SUPPLIED DATA =>
-------------------------

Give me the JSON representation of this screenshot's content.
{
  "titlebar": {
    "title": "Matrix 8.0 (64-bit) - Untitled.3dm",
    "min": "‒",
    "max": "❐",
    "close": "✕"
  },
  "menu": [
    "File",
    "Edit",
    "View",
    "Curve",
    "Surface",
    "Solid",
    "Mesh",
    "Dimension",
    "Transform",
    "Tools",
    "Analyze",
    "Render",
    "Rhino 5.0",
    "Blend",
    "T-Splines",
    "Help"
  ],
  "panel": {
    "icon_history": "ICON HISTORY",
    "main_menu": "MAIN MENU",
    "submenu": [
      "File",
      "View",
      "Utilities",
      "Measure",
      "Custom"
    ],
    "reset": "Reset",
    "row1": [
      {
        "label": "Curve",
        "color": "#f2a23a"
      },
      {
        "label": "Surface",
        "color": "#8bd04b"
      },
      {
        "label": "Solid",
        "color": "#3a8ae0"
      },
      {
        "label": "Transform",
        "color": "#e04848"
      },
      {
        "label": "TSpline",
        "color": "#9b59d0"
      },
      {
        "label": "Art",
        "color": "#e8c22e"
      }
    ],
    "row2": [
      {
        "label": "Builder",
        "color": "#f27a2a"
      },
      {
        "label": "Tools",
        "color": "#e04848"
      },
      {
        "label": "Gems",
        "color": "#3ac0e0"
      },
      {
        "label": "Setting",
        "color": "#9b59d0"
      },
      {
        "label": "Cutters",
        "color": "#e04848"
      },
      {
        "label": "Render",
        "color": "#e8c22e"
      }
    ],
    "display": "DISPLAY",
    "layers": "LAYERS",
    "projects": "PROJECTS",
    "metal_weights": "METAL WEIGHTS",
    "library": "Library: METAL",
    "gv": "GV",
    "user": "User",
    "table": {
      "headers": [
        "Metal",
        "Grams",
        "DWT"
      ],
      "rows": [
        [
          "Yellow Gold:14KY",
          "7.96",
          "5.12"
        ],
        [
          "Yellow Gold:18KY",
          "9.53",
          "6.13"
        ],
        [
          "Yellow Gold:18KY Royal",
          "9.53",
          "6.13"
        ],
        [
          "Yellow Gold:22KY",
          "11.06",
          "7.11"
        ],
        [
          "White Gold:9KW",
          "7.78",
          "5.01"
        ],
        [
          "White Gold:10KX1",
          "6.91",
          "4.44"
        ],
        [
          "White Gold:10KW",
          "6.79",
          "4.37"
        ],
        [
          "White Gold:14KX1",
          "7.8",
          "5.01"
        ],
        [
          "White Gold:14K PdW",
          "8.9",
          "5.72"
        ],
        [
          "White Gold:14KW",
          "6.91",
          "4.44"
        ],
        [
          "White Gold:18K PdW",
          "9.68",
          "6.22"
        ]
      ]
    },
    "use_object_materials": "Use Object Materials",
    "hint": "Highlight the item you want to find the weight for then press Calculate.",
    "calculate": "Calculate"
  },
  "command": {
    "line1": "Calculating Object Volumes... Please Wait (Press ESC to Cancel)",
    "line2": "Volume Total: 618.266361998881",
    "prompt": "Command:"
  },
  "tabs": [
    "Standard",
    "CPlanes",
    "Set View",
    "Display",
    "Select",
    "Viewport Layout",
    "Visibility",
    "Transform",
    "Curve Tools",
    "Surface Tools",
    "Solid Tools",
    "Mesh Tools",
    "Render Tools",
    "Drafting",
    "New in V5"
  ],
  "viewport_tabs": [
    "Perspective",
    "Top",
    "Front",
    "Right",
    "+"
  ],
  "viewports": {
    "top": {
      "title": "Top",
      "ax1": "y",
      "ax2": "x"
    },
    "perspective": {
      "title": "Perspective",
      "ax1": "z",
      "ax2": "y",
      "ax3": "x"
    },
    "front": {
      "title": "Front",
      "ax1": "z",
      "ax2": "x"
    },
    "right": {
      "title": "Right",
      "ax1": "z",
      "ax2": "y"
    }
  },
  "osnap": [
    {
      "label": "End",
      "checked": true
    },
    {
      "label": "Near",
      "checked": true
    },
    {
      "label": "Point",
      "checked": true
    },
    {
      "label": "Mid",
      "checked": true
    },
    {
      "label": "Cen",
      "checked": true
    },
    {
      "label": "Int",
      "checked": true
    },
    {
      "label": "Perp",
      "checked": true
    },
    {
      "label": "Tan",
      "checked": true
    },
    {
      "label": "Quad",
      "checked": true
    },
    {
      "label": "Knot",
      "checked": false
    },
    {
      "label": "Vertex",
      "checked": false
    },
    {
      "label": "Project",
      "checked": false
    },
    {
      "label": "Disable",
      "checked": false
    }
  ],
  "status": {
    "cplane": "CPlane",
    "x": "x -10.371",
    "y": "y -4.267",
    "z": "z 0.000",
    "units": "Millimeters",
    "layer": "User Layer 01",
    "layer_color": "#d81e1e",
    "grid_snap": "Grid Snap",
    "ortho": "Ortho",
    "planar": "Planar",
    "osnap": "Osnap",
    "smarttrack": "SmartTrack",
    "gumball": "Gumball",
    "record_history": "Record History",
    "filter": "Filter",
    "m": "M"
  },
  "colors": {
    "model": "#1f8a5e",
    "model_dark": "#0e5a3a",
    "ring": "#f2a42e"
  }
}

-------------------------

WHAT IS REQUIRED =>
Collect each line of the entries that has the word "Gold", copying it in full.

FULL RESPONSE =>
          "Yellow Gold:14KY",
          "Yellow Gold:18KY",
          "Yellow Gold:18KY Royal",
          "Yellow Gold:22KY",
          "White Gold:9KW",
          "White Gold:10KX1",
          "White Gold:10KW",
          "White Gold:14KX1",
          "White Gold:14K PdW",
          "White Gold:14KW",
          "White Gold:18K PdW",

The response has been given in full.